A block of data
======

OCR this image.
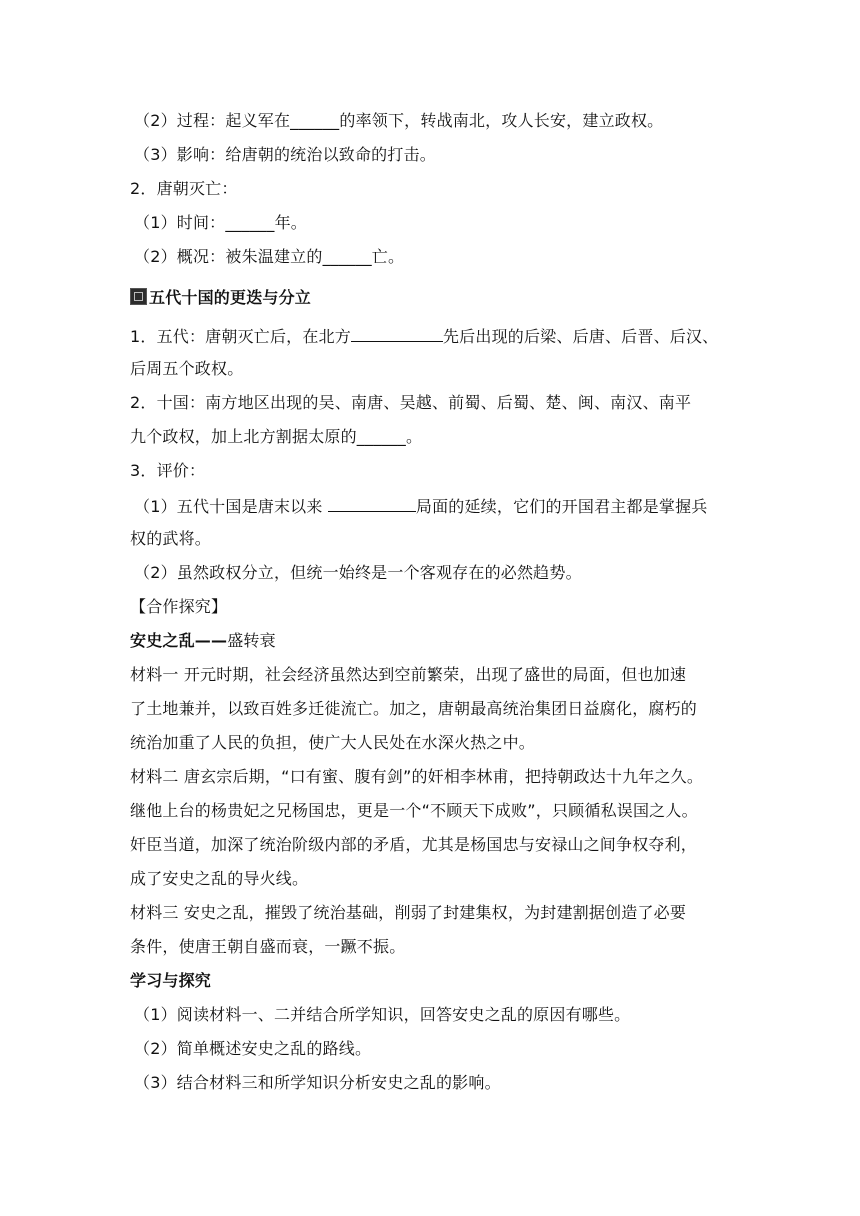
（2）过程：起义军在______的率领下，转战南北，攻人长安，建立政权。
（3）影响：给唐朝的统治以致命的打击。
2．唐朝灭亡：
（1）时间：______年。
（2）概况：被朱温建立的______亡。
五代十国的更迭与分立
1．五代：唐朝灭亡后，在北方	先后出现的后梁、后唐、后晋、后汉、
后周五个政权。
2．十国：南方地区出现的吴、南唐、吴越、前蜀、后蜀、楚、闽、南汉、南平
九个政权，加上北方割据太原的______。
3．评价：
（1）五代十国是唐末以来	局面的延续，它们的开国君主都是掌握兵
权的武将。
（2）虽然政权分立，但统一始终是一个客观存在的必然趋势。
【合作探究】
安史之乱——盛转衰
材料一 开元时期，社会经济虽然达到空前繁荣，出现了盛世的局面，但也加速
了土地兼并，以致百姓多迁徙流亡。加之，唐朝最高统治集团日益腐化，腐朽的
统治加重了人民的负担，使广大人民处在水深火热之中。
材料二 唐玄宗后期，“口有蜜、腹有剑”的奸相李林甫，把持朝政达十九年之久。
继他上台的杨贵妃之兄杨国忠，更是一个“不顾天下成败”，只顾循私误国之人。
奸臣当道，加深了统治阶级内部的矛盾，尤其是杨国忠与安禄山之间争权夺利，
成了安史之乱的导火线。
材料三 安史之乱，摧毁了统治基础，削弱了封建集权，为封建割据创造了必要
条件，使唐王朝自盛而衰，一蹶不振。
学习与探究
（1）阅读材料一、二并结合所学知识，回答安史之乱的原因有哪些。
（2）简单概述安史之乱的路线。
（3）结合材料三和所学知识分析安史之乱的影响。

======

Short exercise: All preceding records should be duplicated verbatim, images excepted.

Reply to the exercise:
OCR this image.
（2）过程：起义军在______的率领下，转战南北，攻人长安，建立政权。
（3）影响：给唐朝的统治以致命的打击。
2．唐朝灭亡：
（1）时间：______年。
（2）概况：被朱温建立的______亡。
五代十国的更迭与分立
1．五代：唐朝灭亡后，在北方	先后出现的后梁、后唐、后晋、后汉、
后周五个政权。
2．十国：南方地区出现的吴、南唐、吴越、前蜀、后蜀、楚、闽、南汉、南平
九个政权，加上北方割据太原的______。
3．评价：
（1）五代十国是唐末以来	局面的延续，它们的开国君主都是掌握兵
权的武将。
（2）虽然政权分立，但统一始终是一个客观存在的必然趋势。
【合作探究】
安史之乱——盛转衰
材料一 开元时期，社会经济虽然达到空前繁荣，出现了盛世的局面，但也加速
了土地兼并，以致百姓多迁徙流亡。加之，唐朝最高统治集团日益腐化，腐朽的
统治加重了人民的负担，使广大人民处在水深火热之中。
材料二 唐玄宗后期，“口有蜜、腹有剑”的奸相李林甫，把持朝政达十九年之久。
继他上台的杨贵妃之兄杨国忠，更是一个“不顾天下成败”，只顾循私误国之人。
奸臣当道，加深了统治阶级内部的矛盾，尤其是杨国忠与安禄山之间争权夺利，
成了安史之乱的导火线。
材料三 安史之乱，摧毁了统治基础，削弱了封建集权，为封建割据创造了必要
条件，使唐王朝自盛而衰，一蹶不振。
学习与探究
（1）阅读材料一、二并结合所学知识，回答安史之乱的原因有哪些。
（2）简单概述安史之乱的路线。
（3）结合材料三和所学知识分析安史之乱的影响。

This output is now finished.